Exercise: Report each line of the records below that holds the word "Kinder".

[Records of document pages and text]
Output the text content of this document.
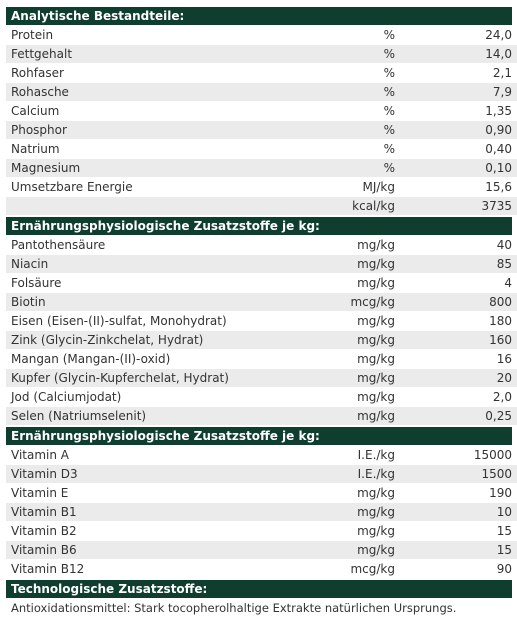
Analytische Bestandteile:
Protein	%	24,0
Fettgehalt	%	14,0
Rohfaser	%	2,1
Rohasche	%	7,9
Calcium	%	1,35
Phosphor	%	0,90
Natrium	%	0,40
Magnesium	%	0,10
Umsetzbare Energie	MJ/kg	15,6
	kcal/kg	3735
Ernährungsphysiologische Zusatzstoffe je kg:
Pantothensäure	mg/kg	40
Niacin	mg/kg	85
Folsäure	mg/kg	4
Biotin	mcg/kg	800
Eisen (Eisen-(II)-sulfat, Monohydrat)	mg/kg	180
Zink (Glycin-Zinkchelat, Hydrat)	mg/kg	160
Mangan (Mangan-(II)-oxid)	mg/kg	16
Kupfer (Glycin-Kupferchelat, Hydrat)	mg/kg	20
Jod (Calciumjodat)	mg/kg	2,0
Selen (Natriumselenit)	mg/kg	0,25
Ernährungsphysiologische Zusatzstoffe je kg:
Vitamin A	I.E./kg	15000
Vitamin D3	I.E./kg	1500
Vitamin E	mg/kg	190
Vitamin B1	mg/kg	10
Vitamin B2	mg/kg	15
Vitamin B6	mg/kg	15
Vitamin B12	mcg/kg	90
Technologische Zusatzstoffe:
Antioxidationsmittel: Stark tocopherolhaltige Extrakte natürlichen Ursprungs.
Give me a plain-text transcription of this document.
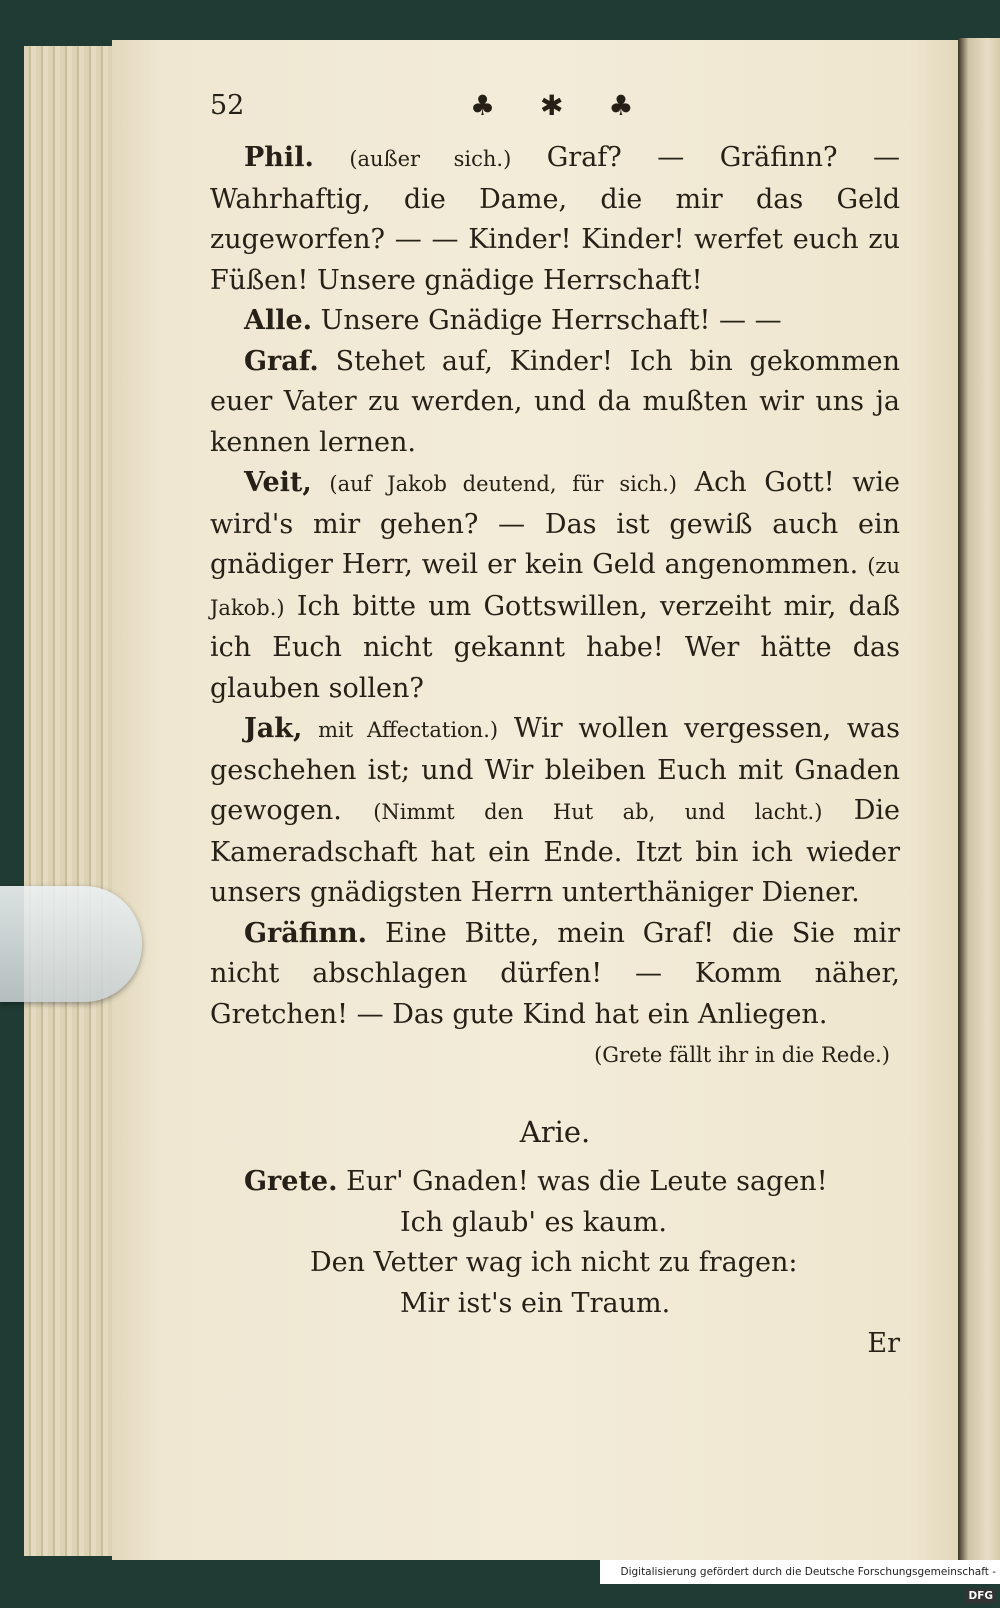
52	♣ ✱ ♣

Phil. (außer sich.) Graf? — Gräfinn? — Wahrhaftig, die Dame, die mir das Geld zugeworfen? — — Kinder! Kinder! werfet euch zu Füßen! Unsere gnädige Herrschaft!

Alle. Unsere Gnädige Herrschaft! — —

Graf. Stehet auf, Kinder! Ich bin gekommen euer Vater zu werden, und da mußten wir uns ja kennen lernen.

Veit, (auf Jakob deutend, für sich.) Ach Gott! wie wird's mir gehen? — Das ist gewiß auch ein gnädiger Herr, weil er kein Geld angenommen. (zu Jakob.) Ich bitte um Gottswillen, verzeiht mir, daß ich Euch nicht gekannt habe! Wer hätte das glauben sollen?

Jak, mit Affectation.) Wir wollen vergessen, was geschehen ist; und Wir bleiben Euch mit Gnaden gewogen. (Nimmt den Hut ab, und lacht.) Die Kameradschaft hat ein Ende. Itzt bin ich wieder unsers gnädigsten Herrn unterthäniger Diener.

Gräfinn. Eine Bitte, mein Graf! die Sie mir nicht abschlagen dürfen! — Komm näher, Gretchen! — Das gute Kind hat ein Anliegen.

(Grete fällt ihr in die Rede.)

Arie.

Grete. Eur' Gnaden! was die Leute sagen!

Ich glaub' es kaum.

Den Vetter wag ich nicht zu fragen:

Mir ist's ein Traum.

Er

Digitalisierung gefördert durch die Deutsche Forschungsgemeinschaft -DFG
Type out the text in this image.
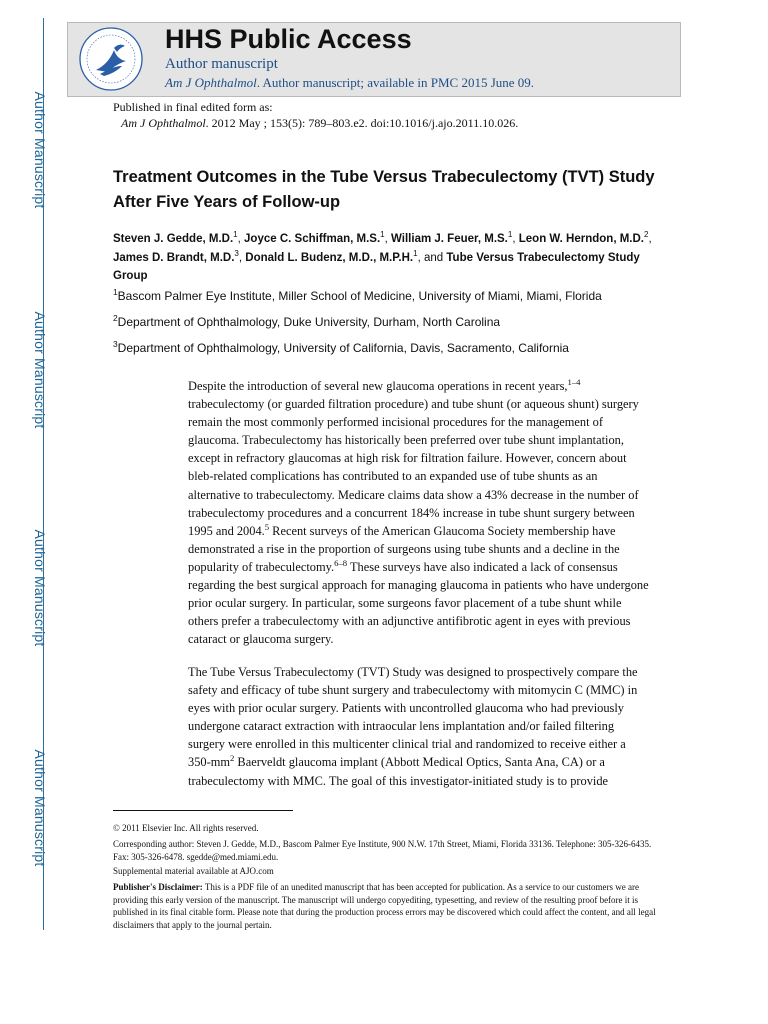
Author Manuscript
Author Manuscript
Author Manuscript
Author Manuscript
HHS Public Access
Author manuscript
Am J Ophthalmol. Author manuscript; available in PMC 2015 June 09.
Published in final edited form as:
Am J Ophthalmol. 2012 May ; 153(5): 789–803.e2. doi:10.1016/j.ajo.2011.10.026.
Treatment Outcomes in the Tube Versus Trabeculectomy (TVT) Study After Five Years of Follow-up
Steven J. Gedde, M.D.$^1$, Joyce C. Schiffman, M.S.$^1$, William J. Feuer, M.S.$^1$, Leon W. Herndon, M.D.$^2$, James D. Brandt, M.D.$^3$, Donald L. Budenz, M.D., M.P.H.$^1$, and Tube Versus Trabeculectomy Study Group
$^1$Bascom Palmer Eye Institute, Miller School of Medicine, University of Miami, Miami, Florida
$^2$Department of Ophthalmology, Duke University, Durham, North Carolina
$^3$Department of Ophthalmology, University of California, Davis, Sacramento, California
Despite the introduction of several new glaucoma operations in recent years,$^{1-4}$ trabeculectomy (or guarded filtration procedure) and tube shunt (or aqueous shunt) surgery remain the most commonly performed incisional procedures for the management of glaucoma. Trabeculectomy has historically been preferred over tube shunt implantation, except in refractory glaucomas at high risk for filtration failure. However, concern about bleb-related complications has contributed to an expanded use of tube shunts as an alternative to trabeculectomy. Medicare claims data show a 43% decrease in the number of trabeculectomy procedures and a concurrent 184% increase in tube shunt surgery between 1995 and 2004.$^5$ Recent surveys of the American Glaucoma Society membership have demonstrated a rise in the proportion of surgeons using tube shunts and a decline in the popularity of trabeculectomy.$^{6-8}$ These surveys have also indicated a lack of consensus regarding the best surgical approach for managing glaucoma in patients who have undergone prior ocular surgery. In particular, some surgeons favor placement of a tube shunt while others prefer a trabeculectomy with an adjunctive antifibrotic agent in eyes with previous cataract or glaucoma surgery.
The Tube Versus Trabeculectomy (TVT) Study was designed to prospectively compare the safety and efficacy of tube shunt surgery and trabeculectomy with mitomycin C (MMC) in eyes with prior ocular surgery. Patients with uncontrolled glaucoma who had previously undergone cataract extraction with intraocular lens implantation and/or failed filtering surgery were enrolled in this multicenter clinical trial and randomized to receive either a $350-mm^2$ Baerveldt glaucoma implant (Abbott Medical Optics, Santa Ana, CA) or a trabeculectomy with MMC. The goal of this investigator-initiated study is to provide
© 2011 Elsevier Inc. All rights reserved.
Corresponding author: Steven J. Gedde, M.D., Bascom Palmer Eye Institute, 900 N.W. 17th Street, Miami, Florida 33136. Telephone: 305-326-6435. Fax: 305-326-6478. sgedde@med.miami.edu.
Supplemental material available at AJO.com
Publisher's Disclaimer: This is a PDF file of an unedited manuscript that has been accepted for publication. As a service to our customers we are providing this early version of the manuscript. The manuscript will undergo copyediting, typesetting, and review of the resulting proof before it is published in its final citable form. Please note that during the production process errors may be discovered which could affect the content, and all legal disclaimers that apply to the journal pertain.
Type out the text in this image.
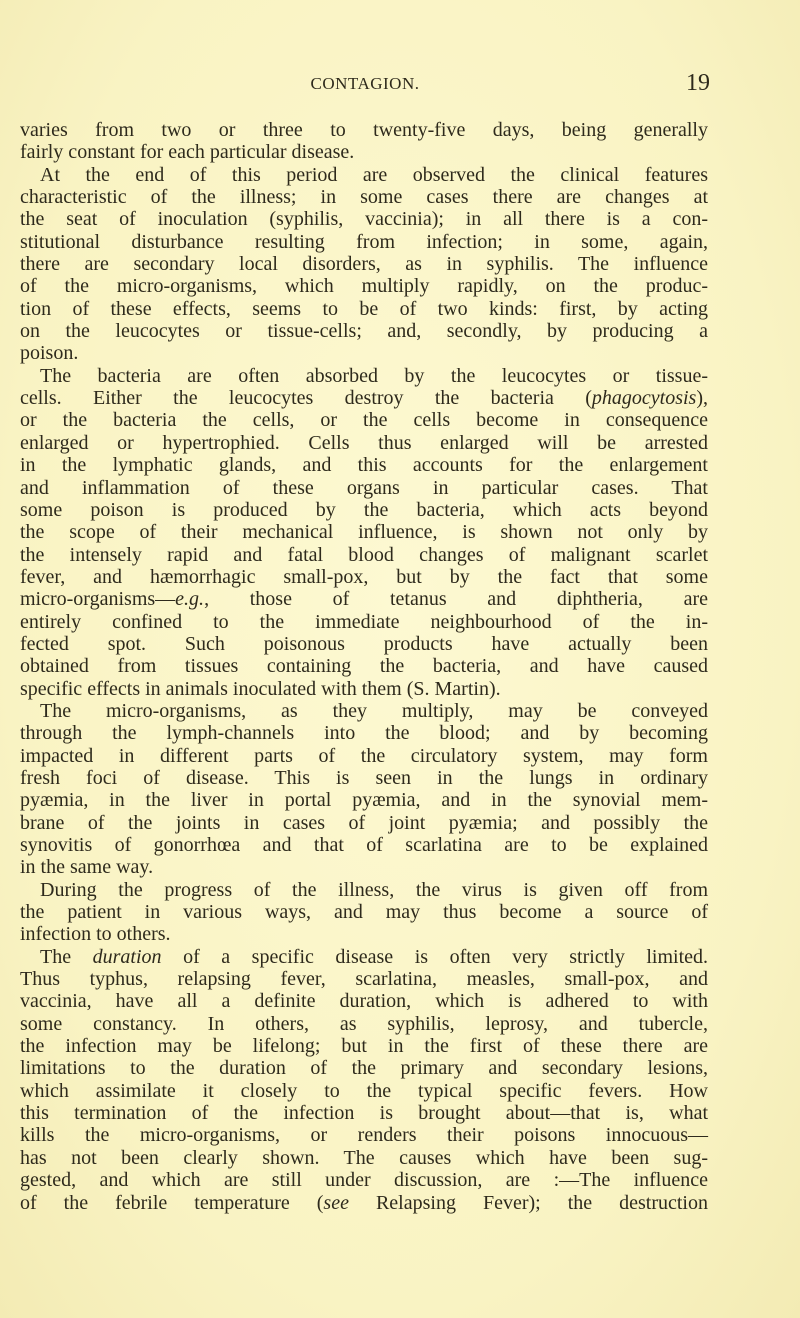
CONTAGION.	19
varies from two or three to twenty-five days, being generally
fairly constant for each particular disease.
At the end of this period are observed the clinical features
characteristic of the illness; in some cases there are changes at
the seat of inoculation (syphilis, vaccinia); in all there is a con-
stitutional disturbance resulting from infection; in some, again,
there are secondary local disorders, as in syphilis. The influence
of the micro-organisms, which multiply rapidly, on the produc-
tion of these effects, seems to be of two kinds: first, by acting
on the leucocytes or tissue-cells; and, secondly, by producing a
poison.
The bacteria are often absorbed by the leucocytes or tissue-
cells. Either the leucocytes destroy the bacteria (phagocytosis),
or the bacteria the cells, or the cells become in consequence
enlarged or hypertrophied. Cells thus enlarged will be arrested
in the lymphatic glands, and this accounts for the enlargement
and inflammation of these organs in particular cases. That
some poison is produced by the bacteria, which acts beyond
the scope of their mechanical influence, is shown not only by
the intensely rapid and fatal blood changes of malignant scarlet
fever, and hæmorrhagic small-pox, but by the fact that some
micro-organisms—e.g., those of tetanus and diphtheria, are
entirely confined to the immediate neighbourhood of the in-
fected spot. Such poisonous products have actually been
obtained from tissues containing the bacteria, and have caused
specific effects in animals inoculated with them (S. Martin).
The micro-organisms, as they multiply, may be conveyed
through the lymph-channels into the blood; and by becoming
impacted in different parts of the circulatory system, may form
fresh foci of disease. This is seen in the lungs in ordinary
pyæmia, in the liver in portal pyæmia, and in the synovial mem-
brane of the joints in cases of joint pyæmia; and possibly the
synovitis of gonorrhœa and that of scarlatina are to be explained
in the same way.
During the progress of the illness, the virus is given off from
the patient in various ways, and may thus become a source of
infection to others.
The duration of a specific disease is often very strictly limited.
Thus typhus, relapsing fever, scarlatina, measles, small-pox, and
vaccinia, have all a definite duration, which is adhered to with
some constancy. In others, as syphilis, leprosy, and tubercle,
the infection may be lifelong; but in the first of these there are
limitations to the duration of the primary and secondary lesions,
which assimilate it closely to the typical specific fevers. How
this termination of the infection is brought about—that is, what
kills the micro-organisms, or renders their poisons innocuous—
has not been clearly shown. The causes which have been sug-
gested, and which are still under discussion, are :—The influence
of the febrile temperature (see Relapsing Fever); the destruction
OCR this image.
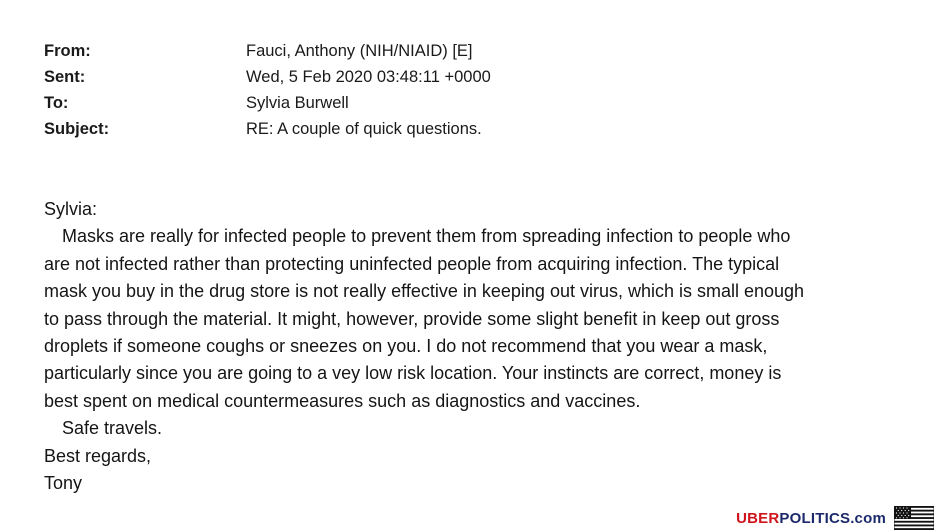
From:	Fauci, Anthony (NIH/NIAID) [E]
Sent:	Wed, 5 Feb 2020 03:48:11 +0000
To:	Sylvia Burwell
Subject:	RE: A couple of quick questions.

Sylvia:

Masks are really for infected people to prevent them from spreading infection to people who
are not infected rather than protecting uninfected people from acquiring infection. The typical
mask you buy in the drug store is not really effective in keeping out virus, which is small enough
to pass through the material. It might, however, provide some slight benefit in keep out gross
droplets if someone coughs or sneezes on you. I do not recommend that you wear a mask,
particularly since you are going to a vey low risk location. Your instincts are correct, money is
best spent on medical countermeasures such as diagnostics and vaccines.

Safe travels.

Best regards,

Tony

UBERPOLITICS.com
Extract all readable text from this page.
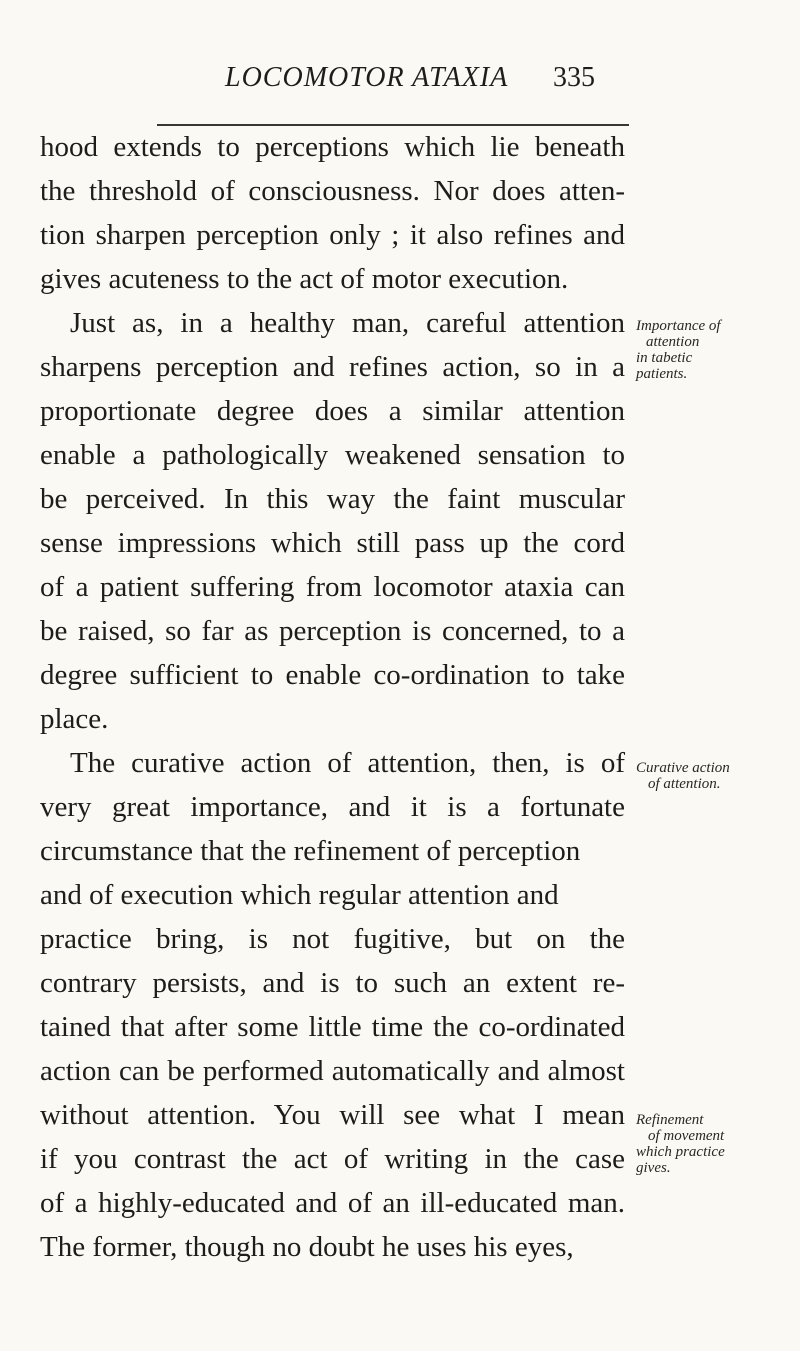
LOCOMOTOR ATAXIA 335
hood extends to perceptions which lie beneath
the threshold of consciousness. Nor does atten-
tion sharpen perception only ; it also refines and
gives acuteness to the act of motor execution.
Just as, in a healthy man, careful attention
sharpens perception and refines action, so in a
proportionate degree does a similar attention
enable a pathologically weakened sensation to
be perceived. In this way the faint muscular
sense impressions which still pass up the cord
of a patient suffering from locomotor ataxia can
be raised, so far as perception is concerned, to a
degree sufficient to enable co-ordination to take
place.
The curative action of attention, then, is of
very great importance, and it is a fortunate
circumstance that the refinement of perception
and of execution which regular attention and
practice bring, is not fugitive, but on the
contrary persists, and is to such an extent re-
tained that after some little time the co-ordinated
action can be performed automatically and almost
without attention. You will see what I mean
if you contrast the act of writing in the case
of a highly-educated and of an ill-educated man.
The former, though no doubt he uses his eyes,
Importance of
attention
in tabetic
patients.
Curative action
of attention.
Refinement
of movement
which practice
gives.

Result below:
Phil. (außer sich.) Graf? — Gräfinn? — Wahrhaftig, die Dame, die mir das Geld zugeworfen? — — Kinder! Kinder! werfet euch zu Füßen! Unsere gnädige Herrschaft!
Graf. Stehet auf, Kinder! Ich bin gekommen euer Vater zu werden, und da mußten wir uns ja kennen lernen.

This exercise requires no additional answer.